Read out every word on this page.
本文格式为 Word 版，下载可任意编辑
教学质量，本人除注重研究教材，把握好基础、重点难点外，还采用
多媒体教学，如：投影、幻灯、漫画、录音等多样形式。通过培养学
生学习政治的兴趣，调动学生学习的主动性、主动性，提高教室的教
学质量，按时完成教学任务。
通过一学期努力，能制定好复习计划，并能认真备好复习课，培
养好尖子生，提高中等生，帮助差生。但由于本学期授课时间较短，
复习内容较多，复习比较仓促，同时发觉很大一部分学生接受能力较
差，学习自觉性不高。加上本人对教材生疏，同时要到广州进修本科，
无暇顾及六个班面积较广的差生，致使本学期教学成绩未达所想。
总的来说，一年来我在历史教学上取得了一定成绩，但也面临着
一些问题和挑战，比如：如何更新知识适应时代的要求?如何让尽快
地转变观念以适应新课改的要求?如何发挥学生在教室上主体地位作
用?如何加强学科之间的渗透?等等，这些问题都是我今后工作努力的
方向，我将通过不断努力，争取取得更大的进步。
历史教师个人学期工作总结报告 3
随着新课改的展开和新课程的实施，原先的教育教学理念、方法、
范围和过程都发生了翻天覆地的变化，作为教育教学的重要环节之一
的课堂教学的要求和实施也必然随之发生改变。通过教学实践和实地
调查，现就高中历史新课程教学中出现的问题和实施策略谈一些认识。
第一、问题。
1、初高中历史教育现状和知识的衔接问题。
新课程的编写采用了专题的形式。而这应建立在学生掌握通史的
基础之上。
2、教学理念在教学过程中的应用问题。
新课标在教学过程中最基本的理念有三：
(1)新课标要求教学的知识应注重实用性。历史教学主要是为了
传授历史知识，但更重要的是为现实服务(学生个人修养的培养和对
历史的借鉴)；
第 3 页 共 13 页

+++

**DIRECTION**
Write out the data again, exactly and in full.

**TASK ANSWER**
Read out every word on this page.
本文格式为 Word 版，下载可任意编辑
教学质量，本人除注重研究教材，把握好基础、重点难点外，还采用
多媒体教学，如：投影、幻灯、漫画、录音等多样形式。通过培养学
生学习政治的兴趣，调动学生学习的主动性、主动性，提高教室的教
学质量，按时完成教学任务。
通过一学期努力，能制定好复习计划，并能认真备好复习课，培
养好尖子生，提高中等生，帮助差生。但由于本学期授课时间较短，
复习内容较多，复习比较仓促，同时发觉很大一部分学生接受能力较
差，学习自觉性不高。加上本人对教材生疏，同时要到广州进修本科，
无暇顾及六个班面积较广的差生，致使本学期教学成绩未达所想。
总的来说，一年来我在历史教学上取得了一定成绩，但也面临着
一些问题和挑战，比如：如何更新知识适应时代的要求?如何让尽快
地转变观念以适应新课改的要求?如何发挥学生在教室上主体地位作
用?如何加强学科之间的渗透?等等，这些问题都是我今后工作努力的
方向，我将通过不断努力，争取取得更大的进步。
历史教师个人学期工作总结报告 3
随着新课改的展开和新课程的实施，原先的教育教学理念、方法、
范围和过程都发生了翻天覆地的变化，作为教育教学的重要环节之一
的课堂教学的要求和实施也必然随之发生改变。通过教学实践和实地
调查，现就高中历史新课程教学中出现的问题和实施策略谈一些认识。
第一、问题。
1、初高中历史教育现状和知识的衔接问题。
新课程的编写采用了专题的形式。而这应建立在学生掌握通史的
基础之上。
2、教学理念在教学过程中的应用问题。
新课标在教学过程中最基本的理念有三：
(1)新课标要求教学的知识应注重实用性。历史教学主要是为了
传授历史知识，但更重要的是为现实服务(学生个人修养的培养和对
历史的借鉴)；
第 3 页 共 13 页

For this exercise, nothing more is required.